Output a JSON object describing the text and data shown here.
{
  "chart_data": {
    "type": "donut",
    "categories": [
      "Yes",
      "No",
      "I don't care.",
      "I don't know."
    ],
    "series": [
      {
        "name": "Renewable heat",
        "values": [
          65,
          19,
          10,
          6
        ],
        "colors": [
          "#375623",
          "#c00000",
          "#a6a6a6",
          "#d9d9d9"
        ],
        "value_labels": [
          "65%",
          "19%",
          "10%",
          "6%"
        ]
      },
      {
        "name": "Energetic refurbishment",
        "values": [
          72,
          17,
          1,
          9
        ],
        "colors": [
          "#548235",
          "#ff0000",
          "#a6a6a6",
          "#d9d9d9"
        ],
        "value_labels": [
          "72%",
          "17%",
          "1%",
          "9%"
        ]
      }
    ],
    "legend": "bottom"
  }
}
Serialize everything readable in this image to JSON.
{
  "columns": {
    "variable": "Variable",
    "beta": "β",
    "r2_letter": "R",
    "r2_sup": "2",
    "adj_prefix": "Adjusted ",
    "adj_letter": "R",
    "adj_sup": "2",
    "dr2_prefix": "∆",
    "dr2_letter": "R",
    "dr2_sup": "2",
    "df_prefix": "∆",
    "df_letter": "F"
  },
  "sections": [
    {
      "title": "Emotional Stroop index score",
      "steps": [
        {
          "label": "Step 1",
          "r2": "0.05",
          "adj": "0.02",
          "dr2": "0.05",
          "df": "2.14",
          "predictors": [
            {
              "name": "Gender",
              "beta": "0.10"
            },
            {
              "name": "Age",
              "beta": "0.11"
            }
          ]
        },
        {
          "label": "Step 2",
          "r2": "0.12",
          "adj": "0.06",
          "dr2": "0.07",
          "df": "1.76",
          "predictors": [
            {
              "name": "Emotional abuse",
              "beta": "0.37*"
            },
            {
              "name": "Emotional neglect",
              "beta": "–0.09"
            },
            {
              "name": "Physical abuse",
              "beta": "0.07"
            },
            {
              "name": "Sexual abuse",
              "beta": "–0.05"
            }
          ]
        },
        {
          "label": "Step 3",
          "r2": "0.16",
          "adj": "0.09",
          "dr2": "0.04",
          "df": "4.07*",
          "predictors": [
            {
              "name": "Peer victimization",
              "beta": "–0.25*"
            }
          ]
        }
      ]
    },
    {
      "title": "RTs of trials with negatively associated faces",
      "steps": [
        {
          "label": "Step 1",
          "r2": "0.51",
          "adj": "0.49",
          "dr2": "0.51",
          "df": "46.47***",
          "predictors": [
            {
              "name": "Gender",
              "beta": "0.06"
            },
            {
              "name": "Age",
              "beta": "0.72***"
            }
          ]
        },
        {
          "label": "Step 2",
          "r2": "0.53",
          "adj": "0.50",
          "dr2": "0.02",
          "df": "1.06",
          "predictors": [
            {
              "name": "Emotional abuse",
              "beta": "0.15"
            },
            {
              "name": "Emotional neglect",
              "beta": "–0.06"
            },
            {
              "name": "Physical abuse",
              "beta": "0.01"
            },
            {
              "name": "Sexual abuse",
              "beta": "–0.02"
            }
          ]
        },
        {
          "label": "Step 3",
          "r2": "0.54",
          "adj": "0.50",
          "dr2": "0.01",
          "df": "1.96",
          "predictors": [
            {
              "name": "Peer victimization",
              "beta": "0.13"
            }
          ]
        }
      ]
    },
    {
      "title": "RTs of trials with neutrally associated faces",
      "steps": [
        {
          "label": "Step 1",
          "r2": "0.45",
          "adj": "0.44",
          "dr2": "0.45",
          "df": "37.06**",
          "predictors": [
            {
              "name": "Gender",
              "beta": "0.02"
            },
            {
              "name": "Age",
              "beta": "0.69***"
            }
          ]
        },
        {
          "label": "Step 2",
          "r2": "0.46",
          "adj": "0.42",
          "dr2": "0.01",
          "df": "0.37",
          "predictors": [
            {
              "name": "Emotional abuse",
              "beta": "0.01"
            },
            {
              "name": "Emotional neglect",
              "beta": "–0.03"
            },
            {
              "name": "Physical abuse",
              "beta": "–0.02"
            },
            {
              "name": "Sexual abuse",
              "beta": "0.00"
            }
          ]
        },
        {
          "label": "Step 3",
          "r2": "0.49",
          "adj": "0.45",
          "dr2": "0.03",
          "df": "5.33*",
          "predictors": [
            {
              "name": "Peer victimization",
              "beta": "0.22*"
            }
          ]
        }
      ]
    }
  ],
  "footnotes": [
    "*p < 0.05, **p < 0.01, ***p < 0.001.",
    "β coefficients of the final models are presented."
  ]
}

────────────────

» **Directions**
Lines containing the word "faces" must all be returned from the material above.

» **Full response**
      "title": "RTs of trials with negatively associated faces",
      "title": "RTs of trials with neutrally associated faces",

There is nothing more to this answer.